• **RECORD LIST**:
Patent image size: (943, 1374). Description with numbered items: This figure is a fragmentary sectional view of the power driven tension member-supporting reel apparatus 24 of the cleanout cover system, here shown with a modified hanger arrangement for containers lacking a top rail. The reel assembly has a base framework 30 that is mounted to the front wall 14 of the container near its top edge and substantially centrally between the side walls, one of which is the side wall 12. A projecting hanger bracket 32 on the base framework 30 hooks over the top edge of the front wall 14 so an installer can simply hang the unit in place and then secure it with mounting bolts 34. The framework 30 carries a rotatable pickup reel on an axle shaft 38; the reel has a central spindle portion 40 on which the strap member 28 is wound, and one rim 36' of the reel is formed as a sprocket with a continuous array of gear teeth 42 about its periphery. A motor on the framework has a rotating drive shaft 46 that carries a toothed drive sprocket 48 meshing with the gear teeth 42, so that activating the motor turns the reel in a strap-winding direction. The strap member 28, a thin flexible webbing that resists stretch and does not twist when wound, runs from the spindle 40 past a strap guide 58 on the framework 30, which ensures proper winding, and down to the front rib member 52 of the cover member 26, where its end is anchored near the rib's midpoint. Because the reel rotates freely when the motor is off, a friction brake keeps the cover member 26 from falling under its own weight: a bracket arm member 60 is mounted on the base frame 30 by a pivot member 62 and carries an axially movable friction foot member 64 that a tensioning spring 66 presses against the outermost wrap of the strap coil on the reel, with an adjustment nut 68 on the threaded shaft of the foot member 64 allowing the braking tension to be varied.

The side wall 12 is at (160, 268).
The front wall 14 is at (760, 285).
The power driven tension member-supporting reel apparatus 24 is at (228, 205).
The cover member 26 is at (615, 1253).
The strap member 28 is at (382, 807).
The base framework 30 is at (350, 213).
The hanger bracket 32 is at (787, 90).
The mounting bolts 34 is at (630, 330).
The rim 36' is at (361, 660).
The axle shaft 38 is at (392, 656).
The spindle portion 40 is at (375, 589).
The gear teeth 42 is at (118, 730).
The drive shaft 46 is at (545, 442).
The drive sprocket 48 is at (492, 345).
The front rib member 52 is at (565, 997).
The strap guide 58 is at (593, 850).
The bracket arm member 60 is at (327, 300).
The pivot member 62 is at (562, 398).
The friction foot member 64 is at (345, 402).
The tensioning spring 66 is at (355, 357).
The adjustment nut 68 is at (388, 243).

• **EXERCISE DIRECTIONS**:
Please copy the records above word for word.

• **EXPECTED ANSWER**:
Patent image size: (943, 1374). Description with numbered items: This figure is a fragmentary sectional view of the power driven tension member-supporting reel apparatus 24 of the cleanout cover system, here shown with a modified hanger arrangement for containers lacking a top rail. The reel assembly has a base framework 30 that is mounted to the front wall 14 of the container near its top edge and substantially centrally between the side walls, one of which is the side wall 12. A projecting hanger bracket 32 on the base framework 30 hooks over the top edge of the front wall 14 so an installer can simply hang the unit in place and then secure it with mounting bolts 34. The framework 30 carries a rotatable pickup reel on an axle shaft 38; the reel has a central spindle portion 40 on which the strap member 28 is wound, and one rim 36' of the reel is formed as a sprocket with a continuous array of gear teeth 42 about its periphery. A motor on the framework has a rotating drive shaft 46 that carries a toothed drive sprocket 48 meshing with the gear teeth 42, so that activating the motor turns the reel in a strap-winding direction. The strap member 28, a thin flexible webbing that resists stretch and does not twist when wound, runs from the spindle 40 past a strap guide 58 on the framework 30, which ensures proper winding, and down to the front rib member 52 of the cover member 26, where its end is anchored near the rib's midpoint. Because the reel rotates freely when the motor is off, a friction brake keeps the cover member 26 from falling under its own weight: a bracket arm member 60 is mounted on the base frame 30 by a pivot member 62 and carries an axially movable friction foot member 64 that a tensioning spring 66 presses against the outermost wrap of the strap coil on the reel, with an adjustment nut 68 on the threaded shaft of the foot member 64 allowing the braking tension to be varied.

The side wall 12 is at (160, 268).
The front wall 14 is at (760, 285).
The power driven tension member-supporting reel apparatus 24 is at (228, 205).
The cover member 26 is at (615, 1253).
The strap member 28 is at (382, 807).
The base framework 30 is at (350, 213).
The hanger bracket 32 is at (787, 90).
The mounting bolts 34 is at (630, 330).
The rim 36' is at (361, 660).
The axle shaft 38 is at (392, 656).
The spindle portion 40 is at (375, 589).
The gear teeth 42 is at (118, 730).
The drive shaft 46 is at (545, 442).
The drive sprocket 48 is at (492, 345).
The front rib member 52 is at (565, 997).
The strap guide 58 is at (593, 850).
The bracket arm member 60 is at (327, 300).
The pivot member 62 is at (562, 398).
The friction foot member 64 is at (345, 402).
The tensioning spring 66 is at (355, 357).
The adjustment nut 68 is at (388, 243).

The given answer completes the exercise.